Your task is to copy every line of this material exactly.

Data for the task
=-=-=-=-=
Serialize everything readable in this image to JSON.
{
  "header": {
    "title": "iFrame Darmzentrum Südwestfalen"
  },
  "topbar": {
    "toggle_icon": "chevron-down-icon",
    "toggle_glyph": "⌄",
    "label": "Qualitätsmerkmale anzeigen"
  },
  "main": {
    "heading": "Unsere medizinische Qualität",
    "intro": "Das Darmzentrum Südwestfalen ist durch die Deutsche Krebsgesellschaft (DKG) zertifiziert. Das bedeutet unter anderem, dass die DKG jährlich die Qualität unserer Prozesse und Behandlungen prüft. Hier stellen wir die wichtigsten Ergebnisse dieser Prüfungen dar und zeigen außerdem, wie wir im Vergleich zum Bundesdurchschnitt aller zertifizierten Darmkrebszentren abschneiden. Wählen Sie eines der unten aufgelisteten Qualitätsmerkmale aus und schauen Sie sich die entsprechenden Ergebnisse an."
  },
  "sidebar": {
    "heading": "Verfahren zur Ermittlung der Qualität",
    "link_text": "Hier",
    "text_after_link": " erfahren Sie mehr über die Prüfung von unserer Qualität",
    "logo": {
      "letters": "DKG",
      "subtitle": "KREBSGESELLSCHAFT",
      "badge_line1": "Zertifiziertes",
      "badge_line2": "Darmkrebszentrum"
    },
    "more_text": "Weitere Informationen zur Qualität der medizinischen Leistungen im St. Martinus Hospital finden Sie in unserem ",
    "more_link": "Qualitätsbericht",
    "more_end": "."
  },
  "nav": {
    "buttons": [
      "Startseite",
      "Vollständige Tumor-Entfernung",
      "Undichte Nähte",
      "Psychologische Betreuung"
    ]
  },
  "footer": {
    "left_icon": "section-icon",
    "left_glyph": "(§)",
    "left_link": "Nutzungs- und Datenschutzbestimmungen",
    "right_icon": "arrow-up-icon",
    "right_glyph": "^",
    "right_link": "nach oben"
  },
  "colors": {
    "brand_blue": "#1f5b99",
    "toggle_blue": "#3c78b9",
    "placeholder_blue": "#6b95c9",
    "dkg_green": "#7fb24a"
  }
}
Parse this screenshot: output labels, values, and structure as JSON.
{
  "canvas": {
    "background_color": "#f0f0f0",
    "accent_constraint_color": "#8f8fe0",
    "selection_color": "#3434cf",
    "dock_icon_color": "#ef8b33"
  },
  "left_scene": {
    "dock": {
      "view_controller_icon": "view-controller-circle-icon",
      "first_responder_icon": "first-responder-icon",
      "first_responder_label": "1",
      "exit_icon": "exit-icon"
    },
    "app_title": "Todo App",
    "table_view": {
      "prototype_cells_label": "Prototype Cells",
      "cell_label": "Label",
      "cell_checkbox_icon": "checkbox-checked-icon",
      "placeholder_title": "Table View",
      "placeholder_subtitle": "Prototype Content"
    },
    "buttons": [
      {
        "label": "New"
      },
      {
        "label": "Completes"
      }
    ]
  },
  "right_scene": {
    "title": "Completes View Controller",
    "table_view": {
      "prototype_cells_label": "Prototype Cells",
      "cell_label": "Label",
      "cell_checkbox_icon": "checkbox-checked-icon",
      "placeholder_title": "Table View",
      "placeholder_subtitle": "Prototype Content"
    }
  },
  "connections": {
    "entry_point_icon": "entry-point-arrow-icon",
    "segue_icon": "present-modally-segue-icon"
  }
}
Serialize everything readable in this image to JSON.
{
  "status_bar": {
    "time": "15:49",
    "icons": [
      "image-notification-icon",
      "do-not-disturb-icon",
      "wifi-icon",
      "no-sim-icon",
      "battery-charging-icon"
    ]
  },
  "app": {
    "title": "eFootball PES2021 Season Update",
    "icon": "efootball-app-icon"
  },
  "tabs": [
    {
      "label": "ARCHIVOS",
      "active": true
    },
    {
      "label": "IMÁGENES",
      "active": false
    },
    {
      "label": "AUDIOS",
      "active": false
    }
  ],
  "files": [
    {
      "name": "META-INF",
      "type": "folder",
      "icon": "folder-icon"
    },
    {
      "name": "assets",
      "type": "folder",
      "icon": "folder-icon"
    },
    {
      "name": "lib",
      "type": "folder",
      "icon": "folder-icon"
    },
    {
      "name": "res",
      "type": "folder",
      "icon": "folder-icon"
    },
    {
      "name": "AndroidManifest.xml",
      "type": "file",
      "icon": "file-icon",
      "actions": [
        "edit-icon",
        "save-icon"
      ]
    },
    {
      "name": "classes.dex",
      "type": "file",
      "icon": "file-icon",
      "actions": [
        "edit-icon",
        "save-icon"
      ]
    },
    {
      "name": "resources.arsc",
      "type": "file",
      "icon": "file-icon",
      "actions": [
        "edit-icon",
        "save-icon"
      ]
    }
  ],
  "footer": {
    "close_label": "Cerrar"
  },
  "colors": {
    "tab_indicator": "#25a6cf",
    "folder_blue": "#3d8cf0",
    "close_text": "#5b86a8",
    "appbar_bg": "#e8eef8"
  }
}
=-=-=-=-=
Exercise solution
Serialize everything readable in this image to JSON.
{
  "header": {
    "title": "iFrame Darmzentrum Südwestfalen"
  },
  "topbar": {
    "toggle_icon": "chevron-down-icon",
    "toggle_glyph": "⌄",
    "label": "Qualitätsmerkmale anzeigen"
  },
  "main": {
    "heading": "Unsere medizinische Qualität",
    "intro": "Das Darmzentrum Südwestfalen ist durch die Deutsche Krebsgesellschaft (DKG) zertifiziert. Das bedeutet unter anderem, dass die DKG jährlich die Qualität unserer Prozesse und Behandlungen prüft. Hier stellen wir die wichtigsten Ergebnisse dieser Prüfungen dar und zeigen außerdem, wie wir im Vergleich zum Bundesdurchschnitt aller zertifizierten Darmkrebszentren abschneiden. Wählen Sie eines der unten aufgelisteten Qualitätsmerkmale aus und schauen Sie sich die entsprechenden Ergebnisse an."
  },
  "sidebar": {
    "heading": "Verfahren zur Ermittlung der Qualität",
    "link_text": "Hier",
    "text_after_link": " erfahren Sie mehr über die Prüfung von unserer Qualität",
    "logo": {
      "letters": "DKG",
      "subtitle": "KREBSGESELLSCHAFT",
      "badge_line1": "Zertifiziertes",
      "badge_line2": "Darmkrebszentrum"
    },
    "more_text": "Weitere Informationen zur Qualität der medizinischen Leistungen im St. Martinus Hospital finden Sie in unserem ",
    "more_link": "Qualitätsbericht",
    "more_end": "."
  },
  "nav": {
    "buttons": [
      "Startseite",
      "Vollständige Tumor-Entfernung",
      "Undichte Nähte",
      "Psychologische Betreuung"
    ]
  },
  "footer": {
    "left_icon": "section-icon",
    "left_glyph": "(§)",
    "left_link": "Nutzungs- und Datenschutzbestimmungen",
    "right_icon": "arrow-up-icon",
    "right_glyph": "^",
    "right_link": "nach oben"
  },
  "colors": {
    "brand_blue": "#1f5b99",
    "toggle_blue": "#3c78b9",
    "placeholder_blue": "#6b95c9",
    "dkg_green": "#7fb24a"
  }
}
Parse this screenshot: output labels, values, and structure as JSON.
{
  "canvas": {
    "background_color": "#f0f0f0",
    "accent_constraint_color": "#8f8fe0",
    "selection_color": "#3434cf",
    "dock_icon_color": "#ef8b33"
  },
  "left_scene": {
    "dock": {
      "view_controller_icon": "view-controller-circle-icon",
      "first_responder_icon": "first-responder-icon",
      "first_responder_label": "1",
      "exit_icon": "exit-icon"
    },
    "app_title": "Todo App",
    "table_view": {
      "prototype_cells_label": "Prototype Cells",
      "cell_label": "Label",
      "cell_checkbox_icon": "checkbox-checked-icon",
      "placeholder_title": "Table View",
      "placeholder_subtitle": "Prototype Content"
    },
    "buttons": [
      {
        "label": "New"
      },
      {
        "label": "Completes"
      }
    ]
  },
  "right_scene": {
    "title": "Completes View Controller",
    "table_view": {
      "prototype_cells_label": "Prototype Cells",
      "cell_label": "Label",
      "cell_checkbox_icon": "checkbox-checked-icon",
      "placeholder_title": "Table View",
      "placeholder_subtitle": "Prototype Content"
    }
  },
  "connections": {
    "entry_point_icon": "entry-point-arrow-icon",
    "segue_icon": "present-modally-segue-icon"
  }
}
Serialize everything readable in this image to JSON.
{
  "status_bar": {
    "time": "15:49",
    "icons": [
      "image-notification-icon",
      "do-not-disturb-icon",
      "wifi-icon",
      "no-sim-icon",
      "battery-charging-icon"
    ]
  },
  "app": {
    "title": "eFootball PES2021 Season Update",
    "icon": "efootball-app-icon"
  },
  "tabs": [
    {
      "label": "ARCHIVOS",
      "active": true
    },
    {
      "label": "IMÁGENES",
      "active": false
    },
    {
      "label": "AUDIOS",
      "active": false
    }
  ],
  "files": [
    {
      "name": "META-INF",
      "type": "folder",
      "icon": "folder-icon"
    },
    {
      "name": "assets",
      "type": "folder",
      "icon": "folder-icon"
    },
    {
      "name": "lib",
      "type": "folder",
      "icon": "folder-icon"
    },
    {
      "name": "res",
      "type": "folder",
      "icon": "folder-icon"
    },
    {
      "name": "AndroidManifest.xml",
      "type": "file",
      "icon": "file-icon",
      "actions": [
        "edit-icon",
        "save-icon"
      ]
    },
    {
      "name": "classes.dex",
      "type": "file",
      "icon": "file-icon",
      "actions": [
        "edit-icon",
        "save-icon"
      ]
    },
    {
      "name": "resources.arsc",
      "type": "file",
      "icon": "file-icon",
      "actions": [
        "edit-icon",
        "save-icon"
      ]
    }
  ],
  "footer": {
    "close_label": "Cerrar"
  },
  "colors": {
    "tab_indicator": "#25a6cf",
    "folder_blue": "#3d8cf0",
    "close_text": "#5b86a8",
    "appbar_bg": "#e8eef8"
  }
}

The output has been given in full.